— Start QUOTED TEXT —

06 Jun 2018 - {{hitsCtrl.values.hits}}
To facilitate Foreign Direct Investment (FDI), Sri Lanka is launching this week an innovative online one-stop shop to help investors obtain all official approvals. To mark the occasion, this blog series explores different aspects of FDI in Sri Lanka.
Part 2 will explore how the country can attract more FDI. Part 3 will relate how the World Bank is helping to create an enabling environment for FDI in Sri Lanka.
You may have heard that Sri Lanka is intent on drumming up more foreign direct investments up to US $5 billion by 2020. At the same time, the government aims to improve the lives of Sri Lanka’s citizens by generating one million new and better jobs.
This isn’t a pipe dream. Thanks to its many advantages like a rich natural resource base, its strategic geographic position, highly literate workforce and fascinating culture, the island nation is ripe for investment in sectors such as tourism, logistics, information technology-enabled services, and high-value-added food processing and apparel.
What is FDI and why does Sri Lanka need it?
Very simply, Foreign Direct Investment (or FDI) is an investment made by a company or an individual in a foreign country. Such investments can take the form of establishing a business in Sri Lanka, building a new facility, reinvesting profits earned from Sri Lanka operations or intra-company loans to subsidiaries in Sri Lanka.
The hope is that these investment inflows will bring good jobs and higher wages for Sri Lankan workers, increase productivity, and make the economy more competitive.
Sri Lanka’s government has recognized the need to foster private-sector and beef up exports to attain the overarching objective of becoming an upper-middle-income economy.
Attracting more FDI can help achieve that goal and fulfill the promise of better jobs.

— End QUOTED TEXT —
— Start SUPPLIED DATA —

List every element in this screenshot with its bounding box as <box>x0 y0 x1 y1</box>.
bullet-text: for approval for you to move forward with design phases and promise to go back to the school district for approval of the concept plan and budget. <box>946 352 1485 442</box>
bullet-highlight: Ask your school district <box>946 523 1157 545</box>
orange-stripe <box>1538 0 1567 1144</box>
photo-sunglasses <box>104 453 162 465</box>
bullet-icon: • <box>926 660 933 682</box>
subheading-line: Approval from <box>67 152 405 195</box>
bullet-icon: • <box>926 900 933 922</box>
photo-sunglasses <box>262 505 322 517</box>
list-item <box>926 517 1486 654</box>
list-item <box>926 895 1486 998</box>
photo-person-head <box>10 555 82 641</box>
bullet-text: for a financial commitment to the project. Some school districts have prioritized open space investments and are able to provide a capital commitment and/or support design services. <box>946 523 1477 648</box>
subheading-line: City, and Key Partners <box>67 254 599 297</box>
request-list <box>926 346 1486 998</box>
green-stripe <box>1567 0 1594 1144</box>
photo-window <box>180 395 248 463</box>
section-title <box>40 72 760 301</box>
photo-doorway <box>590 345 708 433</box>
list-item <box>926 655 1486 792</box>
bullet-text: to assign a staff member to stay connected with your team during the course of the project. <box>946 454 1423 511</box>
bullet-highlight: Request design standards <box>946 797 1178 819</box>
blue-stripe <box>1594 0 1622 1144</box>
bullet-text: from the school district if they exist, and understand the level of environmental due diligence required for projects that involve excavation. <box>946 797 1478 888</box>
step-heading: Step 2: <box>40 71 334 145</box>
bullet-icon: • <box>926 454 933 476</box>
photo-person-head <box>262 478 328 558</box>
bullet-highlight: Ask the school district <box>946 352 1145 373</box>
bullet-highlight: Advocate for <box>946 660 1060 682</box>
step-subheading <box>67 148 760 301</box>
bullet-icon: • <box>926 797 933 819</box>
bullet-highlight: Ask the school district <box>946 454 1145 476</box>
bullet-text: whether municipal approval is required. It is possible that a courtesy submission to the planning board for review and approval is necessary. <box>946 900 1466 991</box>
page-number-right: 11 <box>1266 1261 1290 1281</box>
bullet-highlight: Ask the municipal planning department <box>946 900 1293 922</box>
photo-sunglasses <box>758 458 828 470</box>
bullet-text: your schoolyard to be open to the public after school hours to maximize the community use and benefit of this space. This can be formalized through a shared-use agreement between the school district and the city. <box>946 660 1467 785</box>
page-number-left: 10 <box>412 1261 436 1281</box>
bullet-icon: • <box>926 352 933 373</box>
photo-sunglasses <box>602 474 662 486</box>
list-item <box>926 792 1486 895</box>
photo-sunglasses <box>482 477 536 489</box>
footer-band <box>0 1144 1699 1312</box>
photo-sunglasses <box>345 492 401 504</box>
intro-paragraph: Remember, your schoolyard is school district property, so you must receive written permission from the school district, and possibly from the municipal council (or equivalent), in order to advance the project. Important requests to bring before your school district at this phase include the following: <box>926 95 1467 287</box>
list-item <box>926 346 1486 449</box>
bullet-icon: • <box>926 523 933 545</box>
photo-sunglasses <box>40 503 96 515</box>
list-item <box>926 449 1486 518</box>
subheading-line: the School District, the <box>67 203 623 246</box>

— End SUPPLIED DATA —

▶ _YOUR OBJECTIVE_
List every form that foreign direct investment can take according to the blog post on foreign direct investment in Sri Lanka.

▶ _EXPECTED ANSWER_
- Establishing a business in Sri Lanka
- Building a new facility
- Reinvesting profits earned from Sri Lanka operations
- Intra-company loans to subsidiaries in Sri Lanka